À FAIRE:
Extrayez mot pour mot, du texte sur le bonbon crème de coco, tout ce qui va de « J’avais conclu à » jusqu'à « peine d’être découvert. ».

TEXTE SOURCE:
Samedi dernier, j’ai eu le grand bonheur de goûter à ma propre médecine. Vous vous souvenez de l’histoire du bonbon, à la fin de la dernière lettre du voyage en Gaspésie? Je suis dans ma bagnole, je cherche le sac de bonbons. J’en attrape un « crème de coco à la menthe ». La menthe a bon goût, mais le coco ne goûte rien. Peinée, je croque le bonbon en deux pour en finir et, miracle, je découvre une délicieuse crème de coco.

J’avais conclu à cet instant qu’il en est bien souvent ainsi de nos rencontres. On jase un peu, de ci, de ça et la plupart du temps, on s’éloigne. On jette le bonbon avant même d’y avoir vraiment goûté. Mais lorsqu’on insiste, lorsqu’on fracasse et dépasse la première impression, on découvre fréquemment le délicieux, le merveilleux dans l’être humain qui vaut la peine d’être découvert.

Et c’est exactement ce qui m’est arrivé samedi dernier au Marché public de Val-David, un joli village situé dans nos montagnes Laurentiennes. Comme j’avais passé la semaine au bureau de l’entreprise à jouer mon rôle de fondatrice, j’avais très peu besoin de nouvelles victuailles. Mais la balade dans le Marché est, à elle seule, une délicieuse distraction. J’en fais le tour deux fois d’affilée. Au comptoir du TROUPEAU BÉNIT, je ne peux résister à quelques portions bien emballées de feuilletés aux épinards. Plus loin, je me laisse tenter par un paquet de bonbons au miel venant directement de l’apiculteur de la région. Ensuite au prochain comptoir je prends un gros sac de petites carottes tout juste sorties de la terre et, plus loin encore, j’achète une portion de carrés aux dattes sans gluten qui s’avèrent les meilleurs jamais croqués depuis bien longtemps.

Et finalement je m’assois pour un café. À la table d’à côté, un gentil couple semble savourer la vie autant que le café. Le bonbon crème de coco à la menthe me revient en tête. J’ai envie de les aborder, mais je n’ose point. Et voilà que soudain, une femme de mon âge s’approche de moi et me regarde en plein dans les yeux. « Êtes-vous Madame Cora? Ouuuiii! Je lis vos lettres, chère dame. J’adore. Surtout celles du voyage en Gaspésie. » Et voilà que la dame de la table d’à côté intervient et nous apprend qu’elle est Gaspésienne. Et nous nous enflammons à parler de ce magnifique coin de pays. L’homme intervient. « Êtes-vous vraiment madame Cora? »

Entrées du jeu de données:
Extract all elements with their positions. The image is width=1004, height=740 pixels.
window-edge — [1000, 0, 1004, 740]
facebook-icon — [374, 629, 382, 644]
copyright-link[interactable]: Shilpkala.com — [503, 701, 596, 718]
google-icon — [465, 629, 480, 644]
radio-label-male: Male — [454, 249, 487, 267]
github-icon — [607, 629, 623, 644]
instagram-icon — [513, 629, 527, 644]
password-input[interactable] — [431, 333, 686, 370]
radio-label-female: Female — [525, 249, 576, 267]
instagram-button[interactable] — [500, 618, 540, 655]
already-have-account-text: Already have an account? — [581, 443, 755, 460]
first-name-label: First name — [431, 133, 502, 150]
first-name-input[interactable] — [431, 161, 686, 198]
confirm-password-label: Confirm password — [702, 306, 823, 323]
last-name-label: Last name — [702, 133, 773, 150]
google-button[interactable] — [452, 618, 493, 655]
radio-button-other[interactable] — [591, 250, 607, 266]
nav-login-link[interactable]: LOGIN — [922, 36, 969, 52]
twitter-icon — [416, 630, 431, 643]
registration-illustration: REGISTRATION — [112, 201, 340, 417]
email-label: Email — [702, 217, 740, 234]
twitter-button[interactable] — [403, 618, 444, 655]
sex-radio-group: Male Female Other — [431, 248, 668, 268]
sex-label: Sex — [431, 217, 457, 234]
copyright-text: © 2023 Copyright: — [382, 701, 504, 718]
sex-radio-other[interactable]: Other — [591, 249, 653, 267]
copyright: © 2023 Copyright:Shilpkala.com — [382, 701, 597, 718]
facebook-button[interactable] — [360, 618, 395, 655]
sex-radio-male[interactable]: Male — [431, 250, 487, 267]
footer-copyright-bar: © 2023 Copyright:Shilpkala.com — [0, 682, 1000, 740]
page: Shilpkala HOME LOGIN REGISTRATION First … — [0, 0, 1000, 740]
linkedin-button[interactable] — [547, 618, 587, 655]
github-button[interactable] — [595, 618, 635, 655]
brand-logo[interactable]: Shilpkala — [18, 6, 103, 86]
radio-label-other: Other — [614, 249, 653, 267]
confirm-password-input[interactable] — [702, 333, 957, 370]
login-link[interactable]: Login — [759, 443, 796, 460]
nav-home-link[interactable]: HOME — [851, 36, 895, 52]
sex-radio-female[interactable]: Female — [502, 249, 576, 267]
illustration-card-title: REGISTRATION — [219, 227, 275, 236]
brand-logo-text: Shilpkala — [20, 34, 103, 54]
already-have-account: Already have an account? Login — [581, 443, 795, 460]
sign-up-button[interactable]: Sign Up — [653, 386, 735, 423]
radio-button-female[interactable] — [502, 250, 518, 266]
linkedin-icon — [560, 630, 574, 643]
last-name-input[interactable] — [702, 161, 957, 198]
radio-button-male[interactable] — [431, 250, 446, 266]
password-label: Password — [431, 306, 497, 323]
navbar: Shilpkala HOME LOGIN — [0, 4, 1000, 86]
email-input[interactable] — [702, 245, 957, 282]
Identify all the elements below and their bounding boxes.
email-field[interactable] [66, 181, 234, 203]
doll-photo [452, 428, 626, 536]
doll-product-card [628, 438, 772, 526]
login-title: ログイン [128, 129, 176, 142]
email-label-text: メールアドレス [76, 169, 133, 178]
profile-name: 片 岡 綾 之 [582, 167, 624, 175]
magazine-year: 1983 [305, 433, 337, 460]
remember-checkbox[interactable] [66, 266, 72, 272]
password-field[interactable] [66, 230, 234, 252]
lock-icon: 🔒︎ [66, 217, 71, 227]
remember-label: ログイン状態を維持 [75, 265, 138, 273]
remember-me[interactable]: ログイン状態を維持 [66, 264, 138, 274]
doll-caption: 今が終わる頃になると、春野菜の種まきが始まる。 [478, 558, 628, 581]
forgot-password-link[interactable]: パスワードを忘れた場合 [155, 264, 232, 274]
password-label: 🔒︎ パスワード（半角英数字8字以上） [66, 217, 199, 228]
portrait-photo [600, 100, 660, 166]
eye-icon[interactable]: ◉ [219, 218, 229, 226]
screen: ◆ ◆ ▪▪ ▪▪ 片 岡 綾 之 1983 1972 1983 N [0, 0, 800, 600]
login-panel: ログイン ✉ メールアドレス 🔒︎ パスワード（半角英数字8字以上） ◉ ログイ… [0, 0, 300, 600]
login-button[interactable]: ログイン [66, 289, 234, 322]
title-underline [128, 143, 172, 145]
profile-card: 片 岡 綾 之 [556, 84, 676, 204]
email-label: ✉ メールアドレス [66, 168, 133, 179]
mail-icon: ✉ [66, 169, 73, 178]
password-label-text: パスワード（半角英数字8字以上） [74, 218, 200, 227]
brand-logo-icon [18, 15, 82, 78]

RÉPONSE:
J’avais conclu à cet instant qu’il en est bien souvent ainsi de nos rencontres. On jase un peu, de ci, de ça et la plupart du temps, on s’éloigne. On jette le bonbon avant même d’y avoir vraiment goûté. Mais lorsqu’on insiste, lorsqu’on fracasse et dépasse la première impression, on découvre fréquemment le délicieux, le merveilleux dans l’être humain qui vaut la peine d’être découvert.